> What the exercise asks:
Write out all the data again, exactly as it stands.

--- start Entries ---

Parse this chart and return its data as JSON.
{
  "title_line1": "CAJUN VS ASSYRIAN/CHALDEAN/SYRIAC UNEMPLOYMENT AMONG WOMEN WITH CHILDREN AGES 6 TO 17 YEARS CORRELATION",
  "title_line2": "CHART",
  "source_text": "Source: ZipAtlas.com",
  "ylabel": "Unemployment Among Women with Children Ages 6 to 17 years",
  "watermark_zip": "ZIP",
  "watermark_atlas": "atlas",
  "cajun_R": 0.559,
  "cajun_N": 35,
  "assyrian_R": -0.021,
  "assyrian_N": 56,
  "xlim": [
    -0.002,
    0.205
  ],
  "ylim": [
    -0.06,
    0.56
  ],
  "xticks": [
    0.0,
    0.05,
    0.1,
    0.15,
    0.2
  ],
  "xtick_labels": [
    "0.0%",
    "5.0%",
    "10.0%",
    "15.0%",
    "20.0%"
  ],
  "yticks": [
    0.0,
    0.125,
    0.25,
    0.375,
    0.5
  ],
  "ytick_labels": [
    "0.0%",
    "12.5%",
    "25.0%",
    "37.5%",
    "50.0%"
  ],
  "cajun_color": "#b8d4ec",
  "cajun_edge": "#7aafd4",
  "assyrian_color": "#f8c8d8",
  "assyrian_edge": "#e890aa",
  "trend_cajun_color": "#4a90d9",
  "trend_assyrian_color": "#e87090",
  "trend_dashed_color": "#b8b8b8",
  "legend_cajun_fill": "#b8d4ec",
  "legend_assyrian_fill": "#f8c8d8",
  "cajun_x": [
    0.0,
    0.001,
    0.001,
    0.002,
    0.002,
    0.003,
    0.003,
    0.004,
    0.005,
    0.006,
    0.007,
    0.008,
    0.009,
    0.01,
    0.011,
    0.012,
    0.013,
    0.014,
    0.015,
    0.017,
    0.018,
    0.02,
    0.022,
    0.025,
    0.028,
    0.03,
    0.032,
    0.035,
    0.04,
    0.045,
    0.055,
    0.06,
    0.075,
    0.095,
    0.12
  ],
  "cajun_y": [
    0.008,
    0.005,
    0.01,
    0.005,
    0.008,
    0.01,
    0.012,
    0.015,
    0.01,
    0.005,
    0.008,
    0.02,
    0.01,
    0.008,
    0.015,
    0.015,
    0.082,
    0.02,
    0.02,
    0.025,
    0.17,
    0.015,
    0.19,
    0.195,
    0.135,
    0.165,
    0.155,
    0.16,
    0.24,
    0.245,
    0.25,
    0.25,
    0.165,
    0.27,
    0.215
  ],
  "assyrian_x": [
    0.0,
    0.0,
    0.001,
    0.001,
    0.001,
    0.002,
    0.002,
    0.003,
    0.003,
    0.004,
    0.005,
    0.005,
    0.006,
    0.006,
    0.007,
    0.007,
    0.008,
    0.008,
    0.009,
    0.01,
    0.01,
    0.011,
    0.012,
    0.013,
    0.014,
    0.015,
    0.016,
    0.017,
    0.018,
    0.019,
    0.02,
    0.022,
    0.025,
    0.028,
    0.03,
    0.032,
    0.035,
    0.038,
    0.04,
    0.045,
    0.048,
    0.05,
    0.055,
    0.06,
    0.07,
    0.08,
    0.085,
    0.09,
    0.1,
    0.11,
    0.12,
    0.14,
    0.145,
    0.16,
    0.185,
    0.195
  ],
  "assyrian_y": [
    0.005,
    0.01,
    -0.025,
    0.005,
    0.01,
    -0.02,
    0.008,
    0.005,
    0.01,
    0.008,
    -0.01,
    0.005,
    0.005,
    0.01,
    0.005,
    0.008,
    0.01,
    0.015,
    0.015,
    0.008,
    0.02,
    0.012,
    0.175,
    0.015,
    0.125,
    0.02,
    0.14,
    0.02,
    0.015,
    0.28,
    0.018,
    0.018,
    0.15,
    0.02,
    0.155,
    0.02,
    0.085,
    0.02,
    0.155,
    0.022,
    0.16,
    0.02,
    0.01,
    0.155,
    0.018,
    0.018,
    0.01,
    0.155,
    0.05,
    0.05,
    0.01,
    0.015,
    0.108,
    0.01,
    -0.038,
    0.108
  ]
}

--- end Entries ---

> Answer for the task:
Parse this chart and return its data as JSON.
{
  "title_line1": "CAJUN VS ASSYRIAN/CHALDEAN/SYRIAC UNEMPLOYMENT AMONG WOMEN WITH CHILDREN AGES 6 TO 17 YEARS CORRELATION",
  "title_line2": "CHART",
  "source_text": "Source: ZipAtlas.com",
  "ylabel": "Unemployment Among Women with Children Ages 6 to 17 years",
  "watermark_zip": "ZIP",
  "watermark_atlas": "atlas",
  "cajun_R": 0.559,
  "cajun_N": 35,
  "assyrian_R": -0.021,
  "assyrian_N": 56,
  "xlim": [
    -0.002,
    0.205
  ],
  "ylim": [
    -0.06,
    0.56
  ],
  "xticks": [
    0.0,
    0.05,
    0.1,
    0.15,
    0.2
  ],
  "xtick_labels": [
    "0.0%",
    "5.0%",
    "10.0%",
    "15.0%",
    "20.0%"
  ],
  "yticks": [
    0.0,
    0.125,
    0.25,
    0.375,
    0.5
  ],
  "ytick_labels": [
    "0.0%",
    "12.5%",
    "25.0%",
    "37.5%",
    "50.0%"
  ],
  "cajun_color": "#b8d4ec",
  "cajun_edge": "#7aafd4",
  "assyrian_color": "#f8c8d8",
  "assyrian_edge": "#e890aa",
  "trend_cajun_color": "#4a90d9",
  "trend_assyrian_color": "#e87090",
  "trend_dashed_color": "#b8b8b8",
  "legend_cajun_fill": "#b8d4ec",
  "legend_assyrian_fill": "#f8c8d8",
  "cajun_x": [
    0.0,
    0.001,
    0.001,
    0.002,
    0.002,
    0.003,
    0.003,
    0.004,
    0.005,
    0.006,
    0.007,
    0.008,
    0.009,
    0.01,
    0.011,
    0.012,
    0.013,
    0.014,
    0.015,
    0.017,
    0.018,
    0.02,
    0.022,
    0.025,
    0.028,
    0.03,
    0.032,
    0.035,
    0.04,
    0.045,
    0.055,
    0.06,
    0.075,
    0.095,
    0.12
  ],
  "cajun_y": [
    0.008,
    0.005,
    0.01,
    0.005,
    0.008,
    0.01,
    0.012,
    0.015,
    0.01,
    0.005,
    0.008,
    0.02,
    0.01,
    0.008,
    0.015,
    0.015,
    0.082,
    0.02,
    0.02,
    0.025,
    0.17,
    0.015,
    0.19,
    0.195,
    0.135,
    0.165,
    0.155,
    0.16,
    0.24,
    0.245,
    0.25,
    0.25,
    0.165,
    0.27,
    0.215
  ],
  "assyrian_x": [
    0.0,
    0.0,
    0.001,
    0.001,
    0.001,
    0.002,
    0.002,
    0.003,
    0.003,
    0.004,
    0.005,
    0.005,
    0.006,
    0.006,
    0.007,
    0.007,
    0.008,
    0.008,
    0.009,
    0.01,
    0.01,
    0.011,
    0.012,
    0.013,
    0.014,
    0.015,
    0.016,
    0.017,
    0.018,
    0.019,
    0.02,
    0.022,
    0.025,
    0.028,
    0.03,
    0.032,
    0.035,
    0.038,
    0.04,
    0.045,
    0.048,
    0.05,
    0.055,
    0.06,
    0.07,
    0.08,
    0.085,
    0.09,
    0.1,
    0.11,
    0.12,
    0.14,
    0.145,
    0.16,
    0.185,
    0.195
  ],
  "assyrian_y": [
    0.005,
    0.01,
    -0.025,
    0.005,
    0.01,
    -0.02,
    0.008,
    0.005,
    0.01,
    0.008,
    -0.01,
    0.005,
    0.005,
    0.01,
    0.005,
    0.008,
    0.01,
    0.015,
    0.015,
    0.008,
    0.02,
    0.012,
    0.175,
    0.015,
    0.125,
    0.02,
    0.14,
    0.02,
    0.015,
    0.28,
    0.018,
    0.018,
    0.15,
    0.02,
    0.155,
    0.02,
    0.085,
    0.02,
    0.155,
    0.022,
    0.16,
    0.02,
    0.01,
    0.155,
    0.018,
    0.018,
    0.01,
    0.155,
    0.05,
    0.05,
    0.01,
    0.015,
    0.108,
    0.01,
    -0.038,
    0.108
  ]
}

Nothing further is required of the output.